> _YOUR INSTRUCTIONS_
Copy out, with no alterations, the lines below running from the one containing "Serialize everything readable" to the one containing "Give me the", inclusive at each end; pictures are omitted.

> _AVAILABLE RECORDS_
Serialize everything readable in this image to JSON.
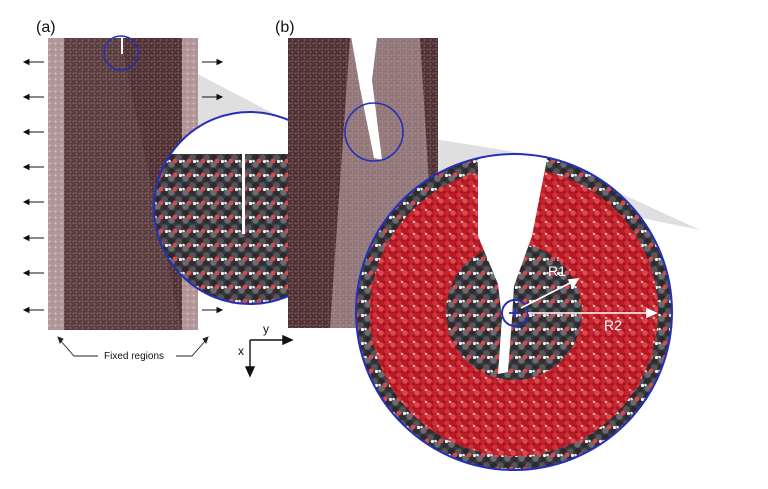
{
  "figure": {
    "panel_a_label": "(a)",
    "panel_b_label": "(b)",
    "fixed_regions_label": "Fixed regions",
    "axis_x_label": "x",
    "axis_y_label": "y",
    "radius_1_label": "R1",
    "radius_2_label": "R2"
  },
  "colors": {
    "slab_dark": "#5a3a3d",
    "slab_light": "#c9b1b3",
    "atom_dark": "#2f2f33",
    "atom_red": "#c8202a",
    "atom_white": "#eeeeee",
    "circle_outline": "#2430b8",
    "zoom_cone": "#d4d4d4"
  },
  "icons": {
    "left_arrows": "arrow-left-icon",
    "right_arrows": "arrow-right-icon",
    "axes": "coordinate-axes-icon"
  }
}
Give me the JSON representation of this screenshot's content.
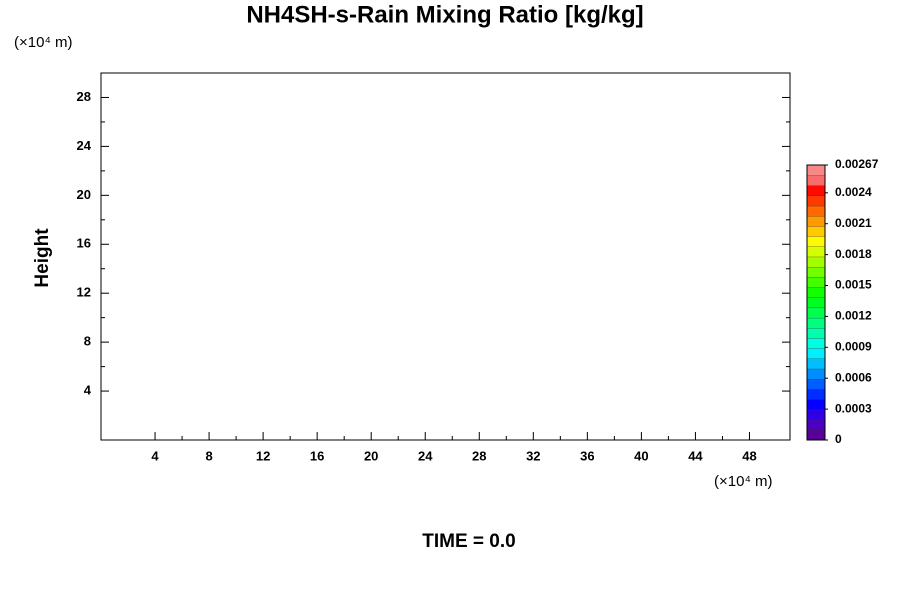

* * *

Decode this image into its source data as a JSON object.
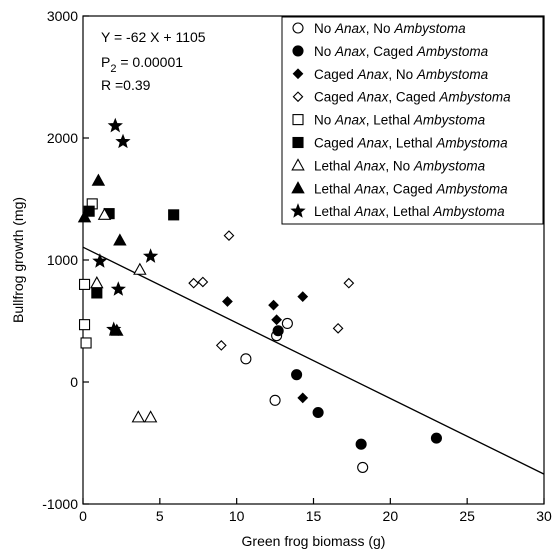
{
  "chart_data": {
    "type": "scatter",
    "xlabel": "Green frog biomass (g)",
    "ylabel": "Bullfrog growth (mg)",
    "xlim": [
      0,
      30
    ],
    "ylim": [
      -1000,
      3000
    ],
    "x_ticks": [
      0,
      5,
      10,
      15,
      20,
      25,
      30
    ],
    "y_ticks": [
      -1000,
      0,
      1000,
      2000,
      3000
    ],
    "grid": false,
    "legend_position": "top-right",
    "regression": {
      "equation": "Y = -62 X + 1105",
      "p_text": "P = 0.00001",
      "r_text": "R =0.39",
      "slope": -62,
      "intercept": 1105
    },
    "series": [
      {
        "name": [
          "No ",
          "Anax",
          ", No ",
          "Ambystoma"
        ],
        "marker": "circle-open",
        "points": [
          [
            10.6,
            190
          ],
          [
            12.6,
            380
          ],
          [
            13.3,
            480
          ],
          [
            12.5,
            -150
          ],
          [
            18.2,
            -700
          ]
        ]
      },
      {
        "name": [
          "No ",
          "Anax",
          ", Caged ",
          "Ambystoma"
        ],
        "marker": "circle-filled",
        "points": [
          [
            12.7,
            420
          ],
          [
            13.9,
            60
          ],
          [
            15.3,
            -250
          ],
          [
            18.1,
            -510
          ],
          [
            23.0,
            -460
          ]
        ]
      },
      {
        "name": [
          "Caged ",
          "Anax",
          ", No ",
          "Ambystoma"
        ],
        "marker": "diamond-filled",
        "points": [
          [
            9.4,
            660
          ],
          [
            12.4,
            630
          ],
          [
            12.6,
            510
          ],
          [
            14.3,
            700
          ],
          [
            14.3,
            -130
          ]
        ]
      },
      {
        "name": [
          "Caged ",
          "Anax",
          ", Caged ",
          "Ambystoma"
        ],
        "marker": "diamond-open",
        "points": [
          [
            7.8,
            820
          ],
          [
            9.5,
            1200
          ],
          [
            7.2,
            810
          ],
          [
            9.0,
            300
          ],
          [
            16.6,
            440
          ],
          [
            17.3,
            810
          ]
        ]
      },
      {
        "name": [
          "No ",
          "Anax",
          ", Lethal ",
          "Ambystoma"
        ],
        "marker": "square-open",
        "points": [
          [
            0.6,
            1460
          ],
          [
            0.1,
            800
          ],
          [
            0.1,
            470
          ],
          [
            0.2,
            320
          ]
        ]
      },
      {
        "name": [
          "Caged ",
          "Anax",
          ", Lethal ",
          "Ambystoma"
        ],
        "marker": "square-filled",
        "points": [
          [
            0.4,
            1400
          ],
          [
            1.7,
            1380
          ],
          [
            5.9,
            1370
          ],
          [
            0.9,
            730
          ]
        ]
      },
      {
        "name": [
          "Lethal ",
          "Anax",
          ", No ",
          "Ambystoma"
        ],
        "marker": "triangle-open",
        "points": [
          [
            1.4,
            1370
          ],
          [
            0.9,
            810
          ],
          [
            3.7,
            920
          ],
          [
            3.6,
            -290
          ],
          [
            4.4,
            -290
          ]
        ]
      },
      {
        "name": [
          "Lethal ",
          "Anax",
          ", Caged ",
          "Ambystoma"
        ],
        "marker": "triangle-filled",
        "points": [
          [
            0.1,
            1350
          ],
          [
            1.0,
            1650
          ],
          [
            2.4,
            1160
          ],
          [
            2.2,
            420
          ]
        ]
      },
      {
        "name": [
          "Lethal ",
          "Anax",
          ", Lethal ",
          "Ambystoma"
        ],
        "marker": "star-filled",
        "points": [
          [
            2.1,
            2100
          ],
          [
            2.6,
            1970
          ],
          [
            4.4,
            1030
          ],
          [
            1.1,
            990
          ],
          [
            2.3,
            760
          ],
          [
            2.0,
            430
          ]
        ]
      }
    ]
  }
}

> _REPLY TO THE TASK_
Serialize everything readable in this image to JSON.
{
  "figure": {
    "panel_a_label": "(a)",
    "panel_b_label": "(b)",
    "fixed_regions_label": "Fixed regions",
    "axis_x_label": "x",
    "axis_y_label": "y",
    "radius_1_label": "R1",
    "radius_2_label": "R2"
  },
  "colors": {
    "slab_dark": "#5a3a3d",
    "slab_light": "#c9b1b3",
    "atom_dark": "#2f2f33",
    "atom_red": "#c8202a",
    "atom_white": "#eeeeee",
    "circle_outline": "#2430b8",
    "zoom_cone": "#d4d4d4"
  },
  "icons": {
    "left_arrows": "arrow-left-icon",
    "right_arrows": "arrow-right-icon",
    "axes": "coordinate-axes-icon"
  }
}
Give me the JSON representation of this screenshot's content.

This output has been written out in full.